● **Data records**
- - -
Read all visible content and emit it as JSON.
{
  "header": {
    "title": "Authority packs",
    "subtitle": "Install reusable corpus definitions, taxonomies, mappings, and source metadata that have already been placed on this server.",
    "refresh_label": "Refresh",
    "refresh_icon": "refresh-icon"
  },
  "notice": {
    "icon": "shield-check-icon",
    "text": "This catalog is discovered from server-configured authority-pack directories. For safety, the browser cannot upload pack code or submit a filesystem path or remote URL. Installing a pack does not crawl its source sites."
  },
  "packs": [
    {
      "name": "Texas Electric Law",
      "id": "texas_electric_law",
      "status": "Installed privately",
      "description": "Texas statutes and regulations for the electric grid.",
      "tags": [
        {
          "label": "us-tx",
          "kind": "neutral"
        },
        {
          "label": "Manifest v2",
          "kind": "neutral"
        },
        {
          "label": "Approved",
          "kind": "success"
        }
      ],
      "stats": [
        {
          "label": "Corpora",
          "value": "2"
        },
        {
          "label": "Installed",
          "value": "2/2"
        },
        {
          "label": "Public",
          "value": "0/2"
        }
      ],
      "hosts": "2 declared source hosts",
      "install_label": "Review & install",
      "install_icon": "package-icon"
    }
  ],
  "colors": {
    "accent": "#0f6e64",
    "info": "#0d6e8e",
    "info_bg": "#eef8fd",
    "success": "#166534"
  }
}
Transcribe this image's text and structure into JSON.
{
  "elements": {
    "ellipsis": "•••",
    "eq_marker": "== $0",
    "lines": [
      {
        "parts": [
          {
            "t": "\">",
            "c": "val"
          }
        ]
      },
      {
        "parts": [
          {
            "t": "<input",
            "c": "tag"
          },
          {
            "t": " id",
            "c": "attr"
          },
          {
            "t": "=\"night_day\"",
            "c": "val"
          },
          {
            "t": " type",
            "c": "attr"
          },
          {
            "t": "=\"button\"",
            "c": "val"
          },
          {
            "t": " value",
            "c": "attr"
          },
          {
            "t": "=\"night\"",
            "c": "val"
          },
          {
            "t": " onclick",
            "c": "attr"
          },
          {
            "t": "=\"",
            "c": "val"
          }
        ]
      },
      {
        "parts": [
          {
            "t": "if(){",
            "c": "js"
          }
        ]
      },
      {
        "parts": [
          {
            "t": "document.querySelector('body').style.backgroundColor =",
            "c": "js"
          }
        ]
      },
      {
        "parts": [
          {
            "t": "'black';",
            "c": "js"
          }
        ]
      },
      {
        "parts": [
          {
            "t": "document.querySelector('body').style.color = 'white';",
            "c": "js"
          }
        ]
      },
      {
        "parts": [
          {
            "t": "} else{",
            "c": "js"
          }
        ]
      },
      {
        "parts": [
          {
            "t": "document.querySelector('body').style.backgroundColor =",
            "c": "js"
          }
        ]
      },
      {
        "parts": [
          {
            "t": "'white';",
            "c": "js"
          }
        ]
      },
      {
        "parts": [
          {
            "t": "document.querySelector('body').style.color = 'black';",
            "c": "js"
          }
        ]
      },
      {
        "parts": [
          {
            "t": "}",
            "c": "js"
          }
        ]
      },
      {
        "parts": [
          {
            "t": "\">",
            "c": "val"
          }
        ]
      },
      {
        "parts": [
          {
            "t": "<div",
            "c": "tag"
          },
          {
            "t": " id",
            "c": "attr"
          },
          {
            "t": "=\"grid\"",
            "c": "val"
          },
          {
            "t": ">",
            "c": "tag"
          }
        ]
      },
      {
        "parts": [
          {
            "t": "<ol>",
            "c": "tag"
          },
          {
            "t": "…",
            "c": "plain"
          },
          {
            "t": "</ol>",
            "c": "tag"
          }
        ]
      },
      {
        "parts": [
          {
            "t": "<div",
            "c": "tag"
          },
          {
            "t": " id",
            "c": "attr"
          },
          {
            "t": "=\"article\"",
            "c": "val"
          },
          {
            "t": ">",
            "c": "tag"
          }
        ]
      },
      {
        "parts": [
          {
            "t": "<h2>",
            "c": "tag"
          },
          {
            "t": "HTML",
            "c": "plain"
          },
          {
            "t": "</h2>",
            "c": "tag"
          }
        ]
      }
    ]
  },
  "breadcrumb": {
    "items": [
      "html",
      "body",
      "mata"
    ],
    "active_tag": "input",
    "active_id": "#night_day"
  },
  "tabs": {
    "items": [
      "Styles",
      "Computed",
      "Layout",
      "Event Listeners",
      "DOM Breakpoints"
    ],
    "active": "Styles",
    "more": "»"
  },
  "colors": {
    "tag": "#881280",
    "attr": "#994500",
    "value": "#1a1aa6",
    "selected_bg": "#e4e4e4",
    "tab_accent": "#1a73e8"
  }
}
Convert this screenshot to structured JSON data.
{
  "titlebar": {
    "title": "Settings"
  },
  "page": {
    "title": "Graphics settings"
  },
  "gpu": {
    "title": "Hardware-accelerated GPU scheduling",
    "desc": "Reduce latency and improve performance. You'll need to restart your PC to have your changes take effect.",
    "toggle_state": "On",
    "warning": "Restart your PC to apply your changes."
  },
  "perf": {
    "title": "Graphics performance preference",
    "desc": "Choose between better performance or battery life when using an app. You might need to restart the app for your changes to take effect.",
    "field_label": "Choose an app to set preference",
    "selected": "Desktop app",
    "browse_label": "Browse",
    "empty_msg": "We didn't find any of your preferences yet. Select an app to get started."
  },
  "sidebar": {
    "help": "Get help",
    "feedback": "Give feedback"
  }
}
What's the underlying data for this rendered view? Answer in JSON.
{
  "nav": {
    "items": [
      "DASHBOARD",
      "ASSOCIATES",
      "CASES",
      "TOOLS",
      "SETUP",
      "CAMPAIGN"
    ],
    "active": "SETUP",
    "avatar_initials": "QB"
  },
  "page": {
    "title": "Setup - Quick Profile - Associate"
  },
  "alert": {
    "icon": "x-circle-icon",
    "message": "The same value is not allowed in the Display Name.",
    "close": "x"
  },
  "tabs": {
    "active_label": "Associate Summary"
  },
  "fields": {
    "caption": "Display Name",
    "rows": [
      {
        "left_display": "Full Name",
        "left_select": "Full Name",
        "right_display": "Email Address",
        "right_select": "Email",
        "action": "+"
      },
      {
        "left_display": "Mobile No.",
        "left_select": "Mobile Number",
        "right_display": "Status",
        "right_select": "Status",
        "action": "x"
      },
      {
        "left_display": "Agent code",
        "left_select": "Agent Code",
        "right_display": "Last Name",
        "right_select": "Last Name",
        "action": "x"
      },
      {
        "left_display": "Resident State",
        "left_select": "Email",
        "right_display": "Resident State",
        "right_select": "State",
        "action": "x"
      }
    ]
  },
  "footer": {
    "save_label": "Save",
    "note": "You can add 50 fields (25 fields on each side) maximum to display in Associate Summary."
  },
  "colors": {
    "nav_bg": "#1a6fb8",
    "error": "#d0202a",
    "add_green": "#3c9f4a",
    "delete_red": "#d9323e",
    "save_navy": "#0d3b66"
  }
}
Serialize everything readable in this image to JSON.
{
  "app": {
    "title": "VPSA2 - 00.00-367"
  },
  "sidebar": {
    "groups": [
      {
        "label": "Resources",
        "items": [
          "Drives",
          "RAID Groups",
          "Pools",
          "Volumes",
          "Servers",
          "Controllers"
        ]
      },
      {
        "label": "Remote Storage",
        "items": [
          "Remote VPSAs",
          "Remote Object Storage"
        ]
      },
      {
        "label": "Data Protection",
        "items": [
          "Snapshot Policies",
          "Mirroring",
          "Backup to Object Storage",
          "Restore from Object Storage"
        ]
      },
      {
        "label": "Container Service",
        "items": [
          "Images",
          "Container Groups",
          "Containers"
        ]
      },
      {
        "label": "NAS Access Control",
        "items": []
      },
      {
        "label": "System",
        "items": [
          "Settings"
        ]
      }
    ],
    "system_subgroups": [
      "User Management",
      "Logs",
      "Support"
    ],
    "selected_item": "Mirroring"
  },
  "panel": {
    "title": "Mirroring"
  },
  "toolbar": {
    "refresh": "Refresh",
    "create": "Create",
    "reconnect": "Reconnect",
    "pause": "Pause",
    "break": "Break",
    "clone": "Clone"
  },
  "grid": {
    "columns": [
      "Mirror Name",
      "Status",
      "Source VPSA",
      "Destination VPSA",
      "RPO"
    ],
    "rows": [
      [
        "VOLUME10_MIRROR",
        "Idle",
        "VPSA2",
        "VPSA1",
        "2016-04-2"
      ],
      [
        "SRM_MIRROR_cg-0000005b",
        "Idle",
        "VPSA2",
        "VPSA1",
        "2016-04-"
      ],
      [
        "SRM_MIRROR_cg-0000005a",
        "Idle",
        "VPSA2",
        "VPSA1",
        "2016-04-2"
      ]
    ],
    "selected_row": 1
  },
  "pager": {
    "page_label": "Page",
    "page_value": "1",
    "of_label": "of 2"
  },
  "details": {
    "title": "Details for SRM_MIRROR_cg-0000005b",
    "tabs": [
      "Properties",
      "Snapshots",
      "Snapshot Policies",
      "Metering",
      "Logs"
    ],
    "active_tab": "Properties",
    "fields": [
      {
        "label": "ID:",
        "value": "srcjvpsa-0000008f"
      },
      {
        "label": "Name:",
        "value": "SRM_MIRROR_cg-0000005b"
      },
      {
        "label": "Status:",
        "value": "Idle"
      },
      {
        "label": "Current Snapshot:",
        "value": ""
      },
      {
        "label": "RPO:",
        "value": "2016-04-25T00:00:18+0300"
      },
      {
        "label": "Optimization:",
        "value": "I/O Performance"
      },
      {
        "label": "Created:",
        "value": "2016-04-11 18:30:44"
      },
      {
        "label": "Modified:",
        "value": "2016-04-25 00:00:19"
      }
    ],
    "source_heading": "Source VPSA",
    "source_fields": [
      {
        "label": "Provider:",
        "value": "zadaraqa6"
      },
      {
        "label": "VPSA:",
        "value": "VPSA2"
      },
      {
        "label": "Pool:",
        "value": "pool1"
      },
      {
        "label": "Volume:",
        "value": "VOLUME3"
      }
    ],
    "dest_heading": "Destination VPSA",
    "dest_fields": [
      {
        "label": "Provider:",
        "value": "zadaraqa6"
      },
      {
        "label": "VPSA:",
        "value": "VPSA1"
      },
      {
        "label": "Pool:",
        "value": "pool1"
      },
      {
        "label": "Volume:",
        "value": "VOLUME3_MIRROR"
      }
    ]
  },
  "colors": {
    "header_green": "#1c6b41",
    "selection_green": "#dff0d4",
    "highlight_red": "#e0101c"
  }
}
- - -
● **Given exercise**
Copy whichever lines in the listing above contain the word "Object".

● **Full response**
          "Remote Object Storage"
          "Backup to Object Storage",
          "Restore from Object Storage"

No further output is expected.